-- Start Listed records --
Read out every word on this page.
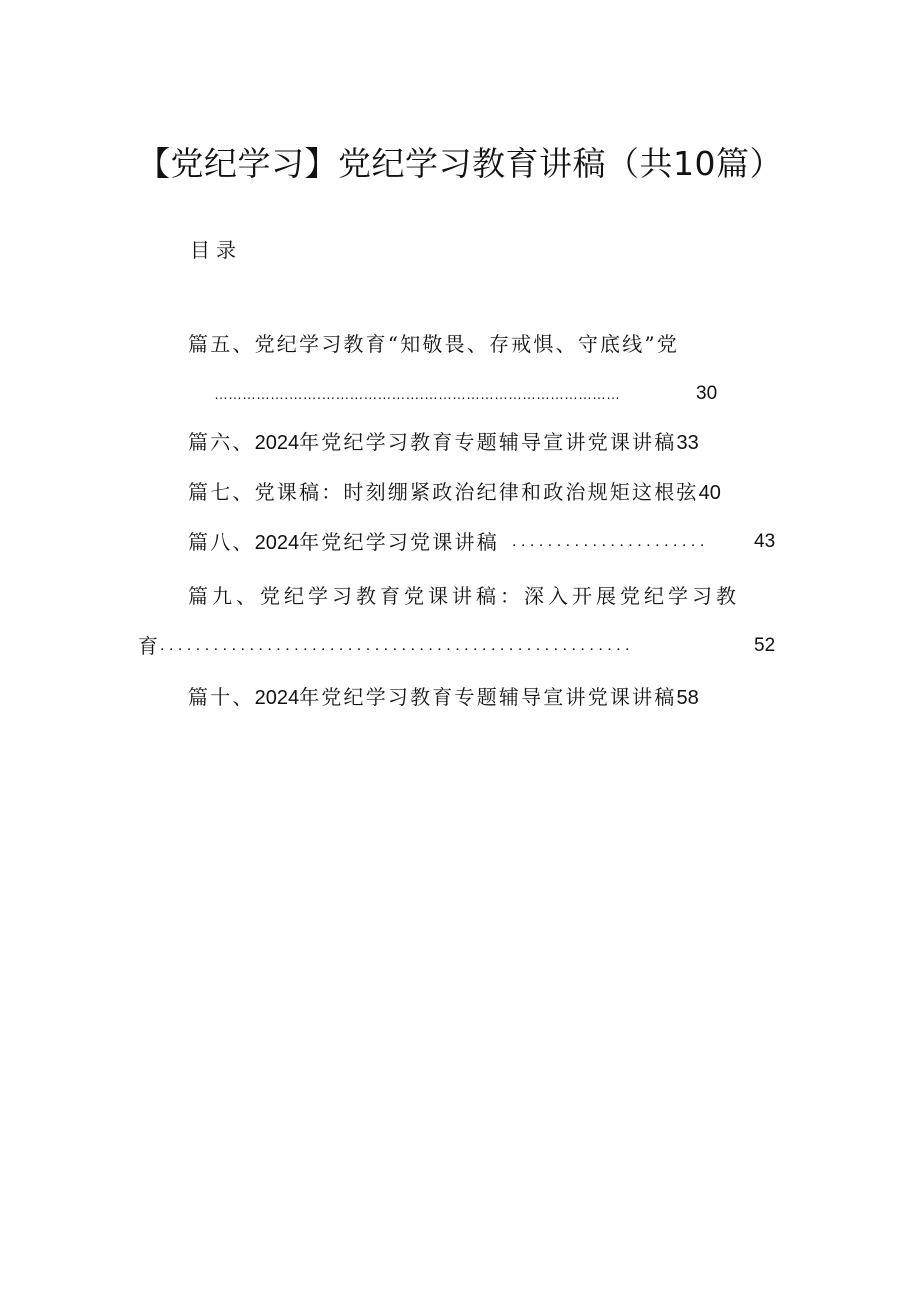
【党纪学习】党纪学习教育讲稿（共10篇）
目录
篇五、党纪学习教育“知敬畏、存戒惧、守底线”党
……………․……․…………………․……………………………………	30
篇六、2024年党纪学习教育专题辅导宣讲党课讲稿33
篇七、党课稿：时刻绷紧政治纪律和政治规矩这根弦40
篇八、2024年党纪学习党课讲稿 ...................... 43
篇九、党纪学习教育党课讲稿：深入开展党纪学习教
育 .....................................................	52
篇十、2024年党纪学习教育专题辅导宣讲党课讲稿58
-- End Listed records --
-- Task to carry out --
All the records above need to be given again word for word. Skip the pictures.

-- Task result --
Read out every word on this page.
【党纪学习】党纪学习教育讲稿（共10篇）
目录
篇五、党纪学习教育“知敬畏、存戒惧、守底线”党
……………․……․…………………․……………………………………	30
篇六、2024年党纪学习教育专题辅导宣讲党课讲稿33
篇七、党课稿：时刻绷紧政治纪律和政治规矩这根弦40
篇八、2024年党纪学习党课讲稿 ...................... 43
篇九、党纪学习教育党课讲稿：深入开展党纪学习教
育 .....................................................	52
篇十、2024年党纪学习教育专题辅导宣讲党课讲稿58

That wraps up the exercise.